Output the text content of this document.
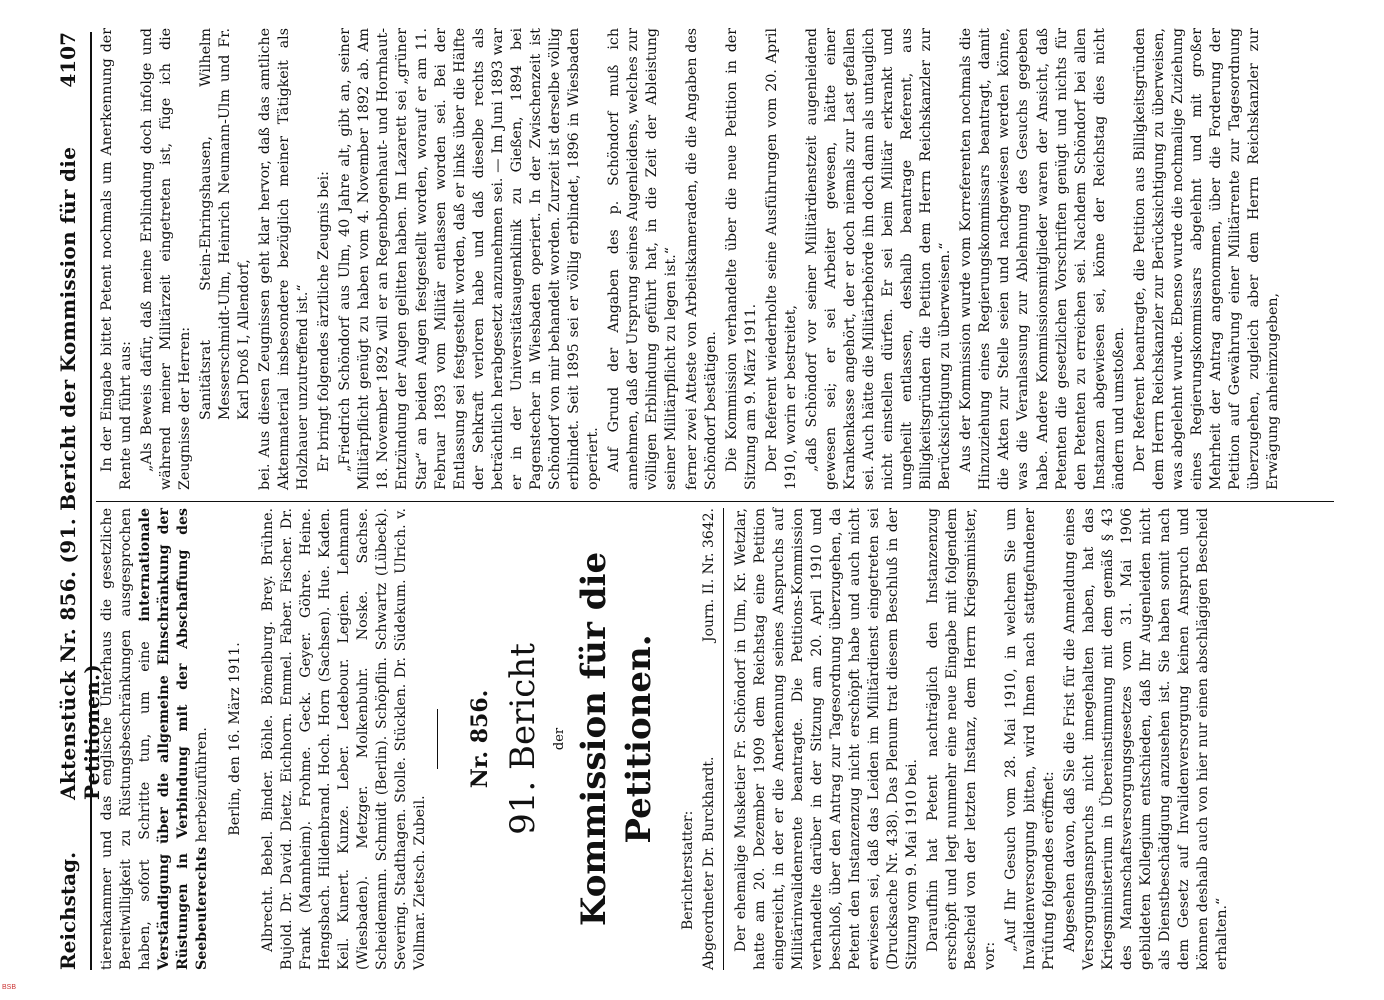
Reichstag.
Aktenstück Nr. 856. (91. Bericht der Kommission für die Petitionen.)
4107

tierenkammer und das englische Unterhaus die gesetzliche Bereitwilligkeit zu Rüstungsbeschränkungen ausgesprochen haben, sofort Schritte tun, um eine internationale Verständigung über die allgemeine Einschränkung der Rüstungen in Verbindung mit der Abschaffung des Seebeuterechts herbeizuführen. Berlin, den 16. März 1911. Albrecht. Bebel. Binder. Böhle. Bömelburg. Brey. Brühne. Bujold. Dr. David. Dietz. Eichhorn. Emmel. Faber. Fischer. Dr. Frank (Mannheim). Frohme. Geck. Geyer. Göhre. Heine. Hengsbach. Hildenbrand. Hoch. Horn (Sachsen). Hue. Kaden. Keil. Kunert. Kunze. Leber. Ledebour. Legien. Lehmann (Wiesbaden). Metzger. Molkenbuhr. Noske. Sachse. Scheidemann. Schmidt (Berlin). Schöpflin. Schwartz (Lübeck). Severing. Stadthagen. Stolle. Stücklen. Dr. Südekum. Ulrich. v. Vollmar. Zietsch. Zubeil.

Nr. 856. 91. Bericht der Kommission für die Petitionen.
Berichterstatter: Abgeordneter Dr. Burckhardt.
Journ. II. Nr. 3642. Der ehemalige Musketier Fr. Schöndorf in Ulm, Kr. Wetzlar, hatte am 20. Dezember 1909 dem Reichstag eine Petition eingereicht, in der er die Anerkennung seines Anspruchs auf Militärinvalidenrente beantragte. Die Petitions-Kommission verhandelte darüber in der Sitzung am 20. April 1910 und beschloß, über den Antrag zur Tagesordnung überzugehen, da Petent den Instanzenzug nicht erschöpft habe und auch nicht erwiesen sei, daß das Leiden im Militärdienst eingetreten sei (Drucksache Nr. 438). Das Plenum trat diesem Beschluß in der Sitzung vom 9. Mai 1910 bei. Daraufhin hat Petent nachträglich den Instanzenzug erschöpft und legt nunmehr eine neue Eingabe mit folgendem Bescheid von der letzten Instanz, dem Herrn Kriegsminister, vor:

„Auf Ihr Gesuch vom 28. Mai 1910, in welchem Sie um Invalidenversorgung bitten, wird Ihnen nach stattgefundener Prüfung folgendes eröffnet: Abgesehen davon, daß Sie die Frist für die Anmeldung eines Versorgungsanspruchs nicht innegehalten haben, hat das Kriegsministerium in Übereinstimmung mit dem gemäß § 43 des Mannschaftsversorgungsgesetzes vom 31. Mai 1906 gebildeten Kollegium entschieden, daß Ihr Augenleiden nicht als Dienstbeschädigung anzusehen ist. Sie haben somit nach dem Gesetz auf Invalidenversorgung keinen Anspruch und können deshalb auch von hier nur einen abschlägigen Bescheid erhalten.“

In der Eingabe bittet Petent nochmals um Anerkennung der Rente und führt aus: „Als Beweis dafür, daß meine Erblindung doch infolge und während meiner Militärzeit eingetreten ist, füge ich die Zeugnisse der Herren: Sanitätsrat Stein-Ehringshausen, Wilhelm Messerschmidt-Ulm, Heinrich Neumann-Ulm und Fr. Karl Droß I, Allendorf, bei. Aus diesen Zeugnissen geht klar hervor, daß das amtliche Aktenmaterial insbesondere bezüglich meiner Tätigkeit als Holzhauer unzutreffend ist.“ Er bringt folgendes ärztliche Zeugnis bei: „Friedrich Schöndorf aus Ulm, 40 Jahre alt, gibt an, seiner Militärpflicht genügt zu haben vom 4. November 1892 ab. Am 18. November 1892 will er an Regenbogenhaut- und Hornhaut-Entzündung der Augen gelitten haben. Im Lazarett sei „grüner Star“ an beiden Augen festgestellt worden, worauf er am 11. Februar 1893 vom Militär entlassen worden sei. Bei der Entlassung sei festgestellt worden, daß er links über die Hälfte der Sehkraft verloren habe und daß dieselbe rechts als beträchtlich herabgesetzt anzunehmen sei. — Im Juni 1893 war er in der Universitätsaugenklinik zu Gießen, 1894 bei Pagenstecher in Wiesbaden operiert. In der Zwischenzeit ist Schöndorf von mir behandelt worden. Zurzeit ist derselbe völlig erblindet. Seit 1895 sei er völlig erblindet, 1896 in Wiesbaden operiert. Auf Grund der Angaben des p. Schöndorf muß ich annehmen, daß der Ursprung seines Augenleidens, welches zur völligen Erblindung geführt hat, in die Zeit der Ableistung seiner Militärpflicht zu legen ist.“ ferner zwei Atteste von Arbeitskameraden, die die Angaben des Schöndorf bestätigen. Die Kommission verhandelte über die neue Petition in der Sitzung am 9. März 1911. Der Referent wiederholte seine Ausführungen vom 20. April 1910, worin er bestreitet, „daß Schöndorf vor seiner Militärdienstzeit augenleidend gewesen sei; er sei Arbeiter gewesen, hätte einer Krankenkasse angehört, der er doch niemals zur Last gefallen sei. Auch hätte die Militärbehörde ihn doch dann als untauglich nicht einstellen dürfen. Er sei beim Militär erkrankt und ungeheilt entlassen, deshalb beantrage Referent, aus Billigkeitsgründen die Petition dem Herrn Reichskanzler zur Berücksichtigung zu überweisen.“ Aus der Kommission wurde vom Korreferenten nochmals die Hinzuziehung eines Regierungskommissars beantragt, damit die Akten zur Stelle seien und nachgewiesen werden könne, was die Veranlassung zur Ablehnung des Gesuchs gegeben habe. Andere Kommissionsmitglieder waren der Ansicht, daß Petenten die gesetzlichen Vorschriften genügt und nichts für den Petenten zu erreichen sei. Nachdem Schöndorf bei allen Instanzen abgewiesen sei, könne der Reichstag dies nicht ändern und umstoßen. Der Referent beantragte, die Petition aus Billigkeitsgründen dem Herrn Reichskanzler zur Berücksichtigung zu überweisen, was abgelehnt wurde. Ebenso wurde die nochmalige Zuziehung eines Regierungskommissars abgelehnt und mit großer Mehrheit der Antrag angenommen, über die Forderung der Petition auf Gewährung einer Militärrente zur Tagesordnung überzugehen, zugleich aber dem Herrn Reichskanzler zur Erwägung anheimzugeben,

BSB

#####

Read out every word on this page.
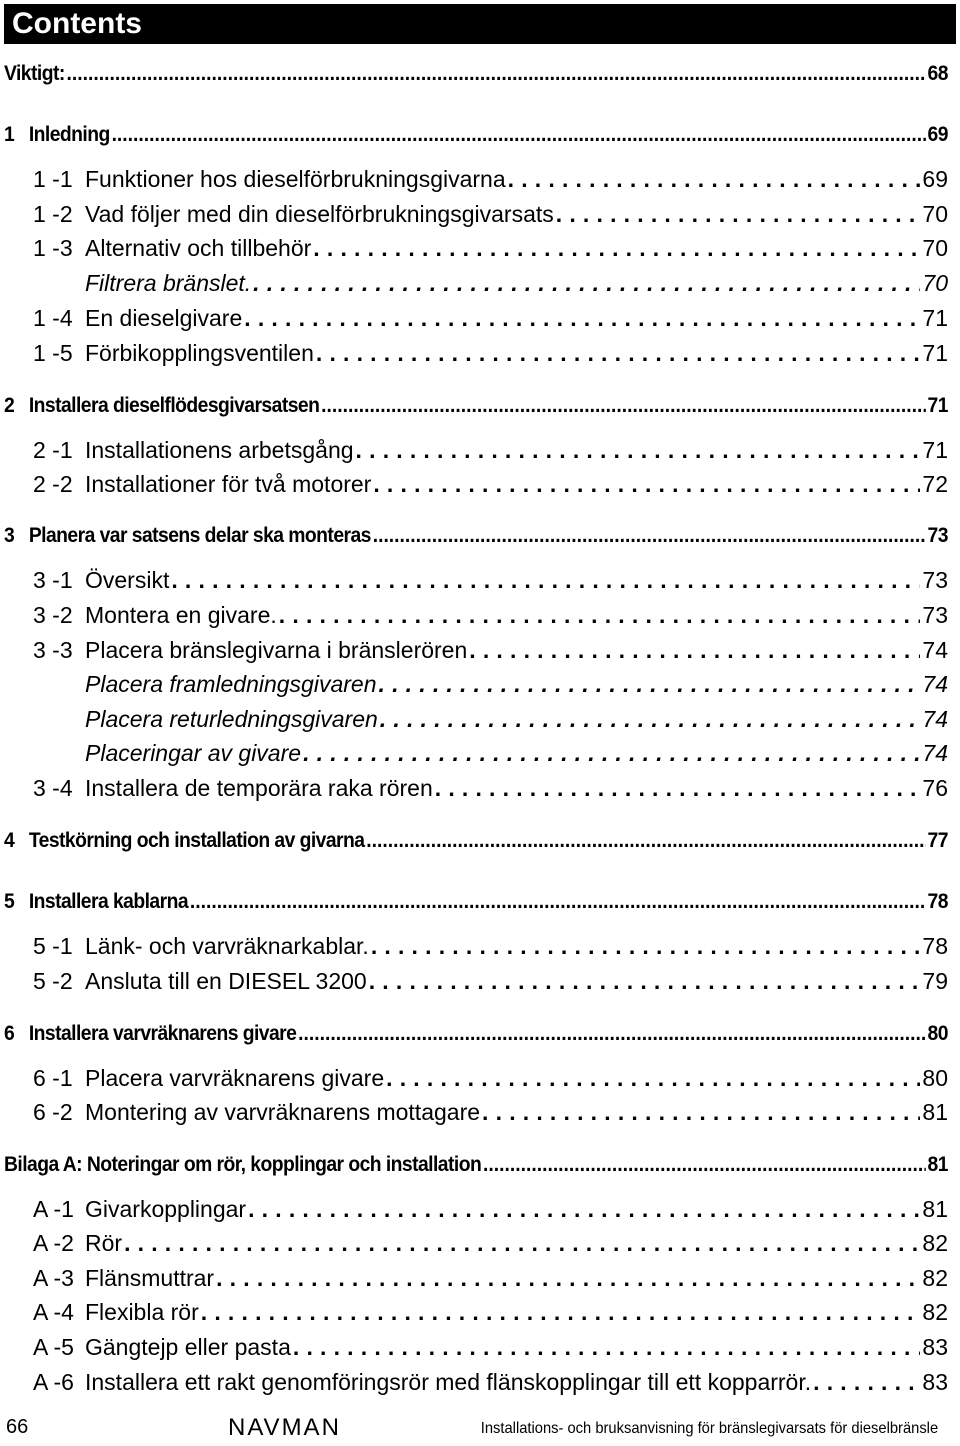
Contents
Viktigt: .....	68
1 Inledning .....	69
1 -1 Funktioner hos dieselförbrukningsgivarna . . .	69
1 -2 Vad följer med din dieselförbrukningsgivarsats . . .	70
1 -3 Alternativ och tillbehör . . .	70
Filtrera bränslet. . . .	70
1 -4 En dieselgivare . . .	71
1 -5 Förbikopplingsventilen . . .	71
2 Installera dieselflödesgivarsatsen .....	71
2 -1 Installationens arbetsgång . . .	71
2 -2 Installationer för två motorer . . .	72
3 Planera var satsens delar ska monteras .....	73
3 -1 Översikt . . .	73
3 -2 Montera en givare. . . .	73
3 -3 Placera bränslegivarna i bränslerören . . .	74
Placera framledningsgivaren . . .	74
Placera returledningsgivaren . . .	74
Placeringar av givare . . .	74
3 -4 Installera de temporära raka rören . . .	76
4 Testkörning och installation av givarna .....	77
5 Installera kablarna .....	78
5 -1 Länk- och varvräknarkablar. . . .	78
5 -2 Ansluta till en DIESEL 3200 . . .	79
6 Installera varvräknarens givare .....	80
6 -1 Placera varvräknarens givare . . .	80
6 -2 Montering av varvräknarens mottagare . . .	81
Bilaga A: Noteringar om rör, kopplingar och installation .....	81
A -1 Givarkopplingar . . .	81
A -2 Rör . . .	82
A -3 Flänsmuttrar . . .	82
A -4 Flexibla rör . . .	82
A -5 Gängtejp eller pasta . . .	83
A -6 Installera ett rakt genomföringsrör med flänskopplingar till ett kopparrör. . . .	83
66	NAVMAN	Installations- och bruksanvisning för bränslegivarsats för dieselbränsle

#####

» Exercise directions: Note every line above where the string "Petitionen" shows up, and copy those lines.

» Written answer:
Aktenstück Nr. 856. (91. Bericht der Kommission für die Petitionen.)
Nr. 856. 91. Bericht der Kommission für die Petitionen.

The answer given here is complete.